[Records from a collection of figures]
▶

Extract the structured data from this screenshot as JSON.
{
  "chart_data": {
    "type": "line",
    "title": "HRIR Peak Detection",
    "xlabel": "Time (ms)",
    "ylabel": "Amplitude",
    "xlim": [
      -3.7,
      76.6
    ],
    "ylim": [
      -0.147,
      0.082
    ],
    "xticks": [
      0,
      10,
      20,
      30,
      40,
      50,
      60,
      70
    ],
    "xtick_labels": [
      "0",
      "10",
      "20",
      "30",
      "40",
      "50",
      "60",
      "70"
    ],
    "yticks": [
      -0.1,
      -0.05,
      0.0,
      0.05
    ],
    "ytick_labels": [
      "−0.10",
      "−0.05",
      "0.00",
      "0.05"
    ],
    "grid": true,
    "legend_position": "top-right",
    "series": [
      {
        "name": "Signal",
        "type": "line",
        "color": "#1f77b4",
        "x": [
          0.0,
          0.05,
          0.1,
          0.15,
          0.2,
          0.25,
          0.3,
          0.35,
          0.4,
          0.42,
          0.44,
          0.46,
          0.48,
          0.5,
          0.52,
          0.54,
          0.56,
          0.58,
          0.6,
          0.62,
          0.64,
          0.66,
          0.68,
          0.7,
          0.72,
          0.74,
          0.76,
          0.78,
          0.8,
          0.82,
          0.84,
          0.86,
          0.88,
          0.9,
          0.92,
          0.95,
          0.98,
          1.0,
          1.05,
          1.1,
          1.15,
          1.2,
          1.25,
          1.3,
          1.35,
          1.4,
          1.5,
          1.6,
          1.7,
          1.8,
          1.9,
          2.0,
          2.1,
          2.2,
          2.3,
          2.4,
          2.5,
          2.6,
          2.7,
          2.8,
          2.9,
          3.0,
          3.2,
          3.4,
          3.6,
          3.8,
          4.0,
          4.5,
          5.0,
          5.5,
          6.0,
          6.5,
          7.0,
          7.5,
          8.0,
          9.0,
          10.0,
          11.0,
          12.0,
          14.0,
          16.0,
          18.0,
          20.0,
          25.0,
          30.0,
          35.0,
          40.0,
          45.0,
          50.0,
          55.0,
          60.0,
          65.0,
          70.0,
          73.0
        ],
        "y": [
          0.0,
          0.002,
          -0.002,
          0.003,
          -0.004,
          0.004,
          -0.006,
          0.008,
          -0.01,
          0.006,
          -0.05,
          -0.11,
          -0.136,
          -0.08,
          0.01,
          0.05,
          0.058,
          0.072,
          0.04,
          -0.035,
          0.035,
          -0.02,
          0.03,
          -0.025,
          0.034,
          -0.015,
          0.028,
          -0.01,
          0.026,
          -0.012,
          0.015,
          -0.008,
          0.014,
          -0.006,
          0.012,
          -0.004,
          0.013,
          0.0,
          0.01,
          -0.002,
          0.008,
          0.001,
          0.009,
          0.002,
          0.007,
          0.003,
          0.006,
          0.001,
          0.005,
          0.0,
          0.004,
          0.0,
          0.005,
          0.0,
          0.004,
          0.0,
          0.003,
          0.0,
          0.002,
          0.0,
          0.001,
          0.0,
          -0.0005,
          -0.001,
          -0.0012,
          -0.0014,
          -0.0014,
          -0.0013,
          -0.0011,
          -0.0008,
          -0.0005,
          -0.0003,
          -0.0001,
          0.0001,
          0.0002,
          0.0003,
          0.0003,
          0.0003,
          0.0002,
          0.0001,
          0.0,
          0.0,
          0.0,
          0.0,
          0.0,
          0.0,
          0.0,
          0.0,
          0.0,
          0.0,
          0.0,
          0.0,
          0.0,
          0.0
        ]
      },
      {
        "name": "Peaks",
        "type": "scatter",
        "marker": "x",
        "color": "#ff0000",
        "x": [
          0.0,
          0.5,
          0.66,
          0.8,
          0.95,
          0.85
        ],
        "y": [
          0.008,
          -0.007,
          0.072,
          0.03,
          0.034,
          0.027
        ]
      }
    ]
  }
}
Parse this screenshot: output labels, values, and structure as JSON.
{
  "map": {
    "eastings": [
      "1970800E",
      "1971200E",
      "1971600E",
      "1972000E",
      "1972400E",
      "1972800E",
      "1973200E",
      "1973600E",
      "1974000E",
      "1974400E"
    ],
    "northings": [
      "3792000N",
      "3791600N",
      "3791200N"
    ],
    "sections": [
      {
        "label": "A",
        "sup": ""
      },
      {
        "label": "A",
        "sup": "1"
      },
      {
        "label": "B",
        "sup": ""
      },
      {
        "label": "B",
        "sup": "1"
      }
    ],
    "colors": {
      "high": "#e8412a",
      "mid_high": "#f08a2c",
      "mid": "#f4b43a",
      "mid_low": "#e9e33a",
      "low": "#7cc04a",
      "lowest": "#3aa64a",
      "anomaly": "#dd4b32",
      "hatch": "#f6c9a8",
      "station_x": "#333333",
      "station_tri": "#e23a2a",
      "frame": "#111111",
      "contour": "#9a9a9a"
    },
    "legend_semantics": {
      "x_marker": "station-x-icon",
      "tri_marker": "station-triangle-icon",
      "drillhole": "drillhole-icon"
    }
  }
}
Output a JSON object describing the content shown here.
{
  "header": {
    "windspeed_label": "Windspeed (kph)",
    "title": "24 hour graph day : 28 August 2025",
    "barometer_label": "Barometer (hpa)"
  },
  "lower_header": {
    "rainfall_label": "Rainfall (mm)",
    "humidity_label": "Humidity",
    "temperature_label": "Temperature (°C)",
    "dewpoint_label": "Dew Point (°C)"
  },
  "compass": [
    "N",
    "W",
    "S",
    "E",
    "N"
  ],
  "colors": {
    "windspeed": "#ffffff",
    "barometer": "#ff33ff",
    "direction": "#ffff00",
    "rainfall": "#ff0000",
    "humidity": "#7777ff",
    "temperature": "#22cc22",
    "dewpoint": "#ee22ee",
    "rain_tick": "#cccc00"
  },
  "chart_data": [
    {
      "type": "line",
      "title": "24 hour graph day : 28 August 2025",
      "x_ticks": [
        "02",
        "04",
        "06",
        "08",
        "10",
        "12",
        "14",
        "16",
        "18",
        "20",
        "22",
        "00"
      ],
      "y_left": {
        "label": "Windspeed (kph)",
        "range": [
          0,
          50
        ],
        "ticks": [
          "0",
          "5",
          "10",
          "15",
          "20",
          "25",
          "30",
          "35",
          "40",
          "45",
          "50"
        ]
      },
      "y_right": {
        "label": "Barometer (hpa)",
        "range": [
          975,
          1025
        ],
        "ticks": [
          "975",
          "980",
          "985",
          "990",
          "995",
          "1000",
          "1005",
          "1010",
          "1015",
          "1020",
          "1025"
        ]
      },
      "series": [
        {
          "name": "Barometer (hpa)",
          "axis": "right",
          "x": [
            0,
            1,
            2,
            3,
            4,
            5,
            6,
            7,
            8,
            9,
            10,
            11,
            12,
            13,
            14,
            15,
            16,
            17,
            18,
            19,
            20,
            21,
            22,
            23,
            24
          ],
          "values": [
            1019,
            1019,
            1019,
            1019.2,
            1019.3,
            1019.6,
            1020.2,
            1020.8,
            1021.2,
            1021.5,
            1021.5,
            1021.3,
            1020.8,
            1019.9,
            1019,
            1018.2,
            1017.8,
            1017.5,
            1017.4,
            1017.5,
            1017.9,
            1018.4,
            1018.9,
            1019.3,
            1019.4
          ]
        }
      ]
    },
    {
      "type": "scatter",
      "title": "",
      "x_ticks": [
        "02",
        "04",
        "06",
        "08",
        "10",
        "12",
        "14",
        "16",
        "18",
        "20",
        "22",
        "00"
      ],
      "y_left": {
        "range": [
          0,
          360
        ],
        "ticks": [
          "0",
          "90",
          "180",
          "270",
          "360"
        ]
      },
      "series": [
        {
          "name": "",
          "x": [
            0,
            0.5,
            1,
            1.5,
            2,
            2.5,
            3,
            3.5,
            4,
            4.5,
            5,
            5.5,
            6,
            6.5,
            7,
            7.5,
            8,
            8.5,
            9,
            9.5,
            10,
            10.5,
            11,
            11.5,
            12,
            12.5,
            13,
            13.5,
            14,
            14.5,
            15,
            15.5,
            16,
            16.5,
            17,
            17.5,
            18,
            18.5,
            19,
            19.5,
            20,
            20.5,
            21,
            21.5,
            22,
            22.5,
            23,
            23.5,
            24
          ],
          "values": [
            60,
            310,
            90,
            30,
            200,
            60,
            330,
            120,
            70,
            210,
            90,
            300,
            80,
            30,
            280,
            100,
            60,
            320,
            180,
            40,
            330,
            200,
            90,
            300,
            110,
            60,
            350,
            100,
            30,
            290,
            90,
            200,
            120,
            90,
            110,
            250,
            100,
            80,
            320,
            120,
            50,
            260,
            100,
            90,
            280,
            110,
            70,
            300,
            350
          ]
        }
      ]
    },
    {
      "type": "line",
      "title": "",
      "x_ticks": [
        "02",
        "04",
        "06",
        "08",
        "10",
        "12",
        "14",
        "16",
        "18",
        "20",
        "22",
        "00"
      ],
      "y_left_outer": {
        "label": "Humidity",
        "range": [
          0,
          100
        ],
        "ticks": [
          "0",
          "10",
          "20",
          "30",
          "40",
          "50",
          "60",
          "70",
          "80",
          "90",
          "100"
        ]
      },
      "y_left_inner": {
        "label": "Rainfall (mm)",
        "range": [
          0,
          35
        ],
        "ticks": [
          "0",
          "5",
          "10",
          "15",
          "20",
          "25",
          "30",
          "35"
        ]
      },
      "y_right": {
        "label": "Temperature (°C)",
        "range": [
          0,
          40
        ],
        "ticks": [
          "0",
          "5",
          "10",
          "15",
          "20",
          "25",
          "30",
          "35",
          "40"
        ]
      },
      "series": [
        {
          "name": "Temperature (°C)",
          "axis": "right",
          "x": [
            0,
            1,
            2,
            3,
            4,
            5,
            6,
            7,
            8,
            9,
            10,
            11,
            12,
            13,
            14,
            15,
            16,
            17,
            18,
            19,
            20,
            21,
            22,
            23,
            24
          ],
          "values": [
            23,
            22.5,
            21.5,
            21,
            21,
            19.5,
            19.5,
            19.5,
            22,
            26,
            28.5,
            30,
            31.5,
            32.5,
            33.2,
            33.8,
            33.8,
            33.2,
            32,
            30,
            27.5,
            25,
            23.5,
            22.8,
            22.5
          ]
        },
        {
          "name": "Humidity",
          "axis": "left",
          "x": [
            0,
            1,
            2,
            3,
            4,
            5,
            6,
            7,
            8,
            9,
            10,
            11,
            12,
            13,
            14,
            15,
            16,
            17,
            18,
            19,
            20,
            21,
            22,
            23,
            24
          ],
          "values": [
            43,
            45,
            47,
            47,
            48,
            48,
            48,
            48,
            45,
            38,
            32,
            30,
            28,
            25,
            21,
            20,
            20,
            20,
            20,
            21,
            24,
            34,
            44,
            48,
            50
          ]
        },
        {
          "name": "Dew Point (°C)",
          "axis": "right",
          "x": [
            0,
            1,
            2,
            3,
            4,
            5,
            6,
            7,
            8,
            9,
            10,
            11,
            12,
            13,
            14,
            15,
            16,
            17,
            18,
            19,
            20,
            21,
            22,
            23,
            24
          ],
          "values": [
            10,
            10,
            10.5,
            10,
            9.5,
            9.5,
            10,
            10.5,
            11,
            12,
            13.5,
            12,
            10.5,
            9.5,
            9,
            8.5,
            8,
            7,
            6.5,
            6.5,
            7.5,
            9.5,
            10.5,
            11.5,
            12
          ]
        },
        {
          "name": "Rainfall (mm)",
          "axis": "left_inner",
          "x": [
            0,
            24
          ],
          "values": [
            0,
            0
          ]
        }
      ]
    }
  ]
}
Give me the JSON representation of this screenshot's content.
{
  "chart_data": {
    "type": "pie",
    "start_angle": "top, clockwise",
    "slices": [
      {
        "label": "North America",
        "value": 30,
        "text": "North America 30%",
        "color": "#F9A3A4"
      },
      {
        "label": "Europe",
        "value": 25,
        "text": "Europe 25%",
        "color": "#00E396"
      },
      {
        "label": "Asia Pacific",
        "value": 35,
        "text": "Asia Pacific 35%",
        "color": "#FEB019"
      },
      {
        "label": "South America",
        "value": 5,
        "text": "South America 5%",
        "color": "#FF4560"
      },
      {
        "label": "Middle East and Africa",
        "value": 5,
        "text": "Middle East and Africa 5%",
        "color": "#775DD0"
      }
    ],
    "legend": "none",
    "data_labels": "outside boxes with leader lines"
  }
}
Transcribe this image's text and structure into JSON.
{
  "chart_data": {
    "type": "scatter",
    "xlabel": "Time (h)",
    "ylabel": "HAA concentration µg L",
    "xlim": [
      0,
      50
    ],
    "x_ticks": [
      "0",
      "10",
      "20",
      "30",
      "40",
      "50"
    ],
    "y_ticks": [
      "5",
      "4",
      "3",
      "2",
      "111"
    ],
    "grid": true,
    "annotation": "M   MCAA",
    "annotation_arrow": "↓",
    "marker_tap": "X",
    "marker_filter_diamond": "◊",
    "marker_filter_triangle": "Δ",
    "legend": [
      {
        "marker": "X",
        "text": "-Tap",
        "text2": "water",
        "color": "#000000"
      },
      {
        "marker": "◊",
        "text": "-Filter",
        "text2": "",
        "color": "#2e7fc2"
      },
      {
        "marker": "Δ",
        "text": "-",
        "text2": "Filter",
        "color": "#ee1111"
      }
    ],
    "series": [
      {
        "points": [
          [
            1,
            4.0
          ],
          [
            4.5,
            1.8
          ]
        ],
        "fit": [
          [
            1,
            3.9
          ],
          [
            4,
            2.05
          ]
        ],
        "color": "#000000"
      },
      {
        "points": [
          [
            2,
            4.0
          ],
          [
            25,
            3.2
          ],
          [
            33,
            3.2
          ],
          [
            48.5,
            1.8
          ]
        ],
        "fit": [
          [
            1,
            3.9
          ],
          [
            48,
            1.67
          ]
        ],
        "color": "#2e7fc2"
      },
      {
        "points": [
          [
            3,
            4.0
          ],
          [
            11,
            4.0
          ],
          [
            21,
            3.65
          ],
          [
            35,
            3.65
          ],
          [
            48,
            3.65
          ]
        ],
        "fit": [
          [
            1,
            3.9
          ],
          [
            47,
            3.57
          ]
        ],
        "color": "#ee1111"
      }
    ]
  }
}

◀

DIRECTION »
The answer is a single number, the count of lines in the records that contain the string "America".

SOLUTION TO THE PROBLEM »
4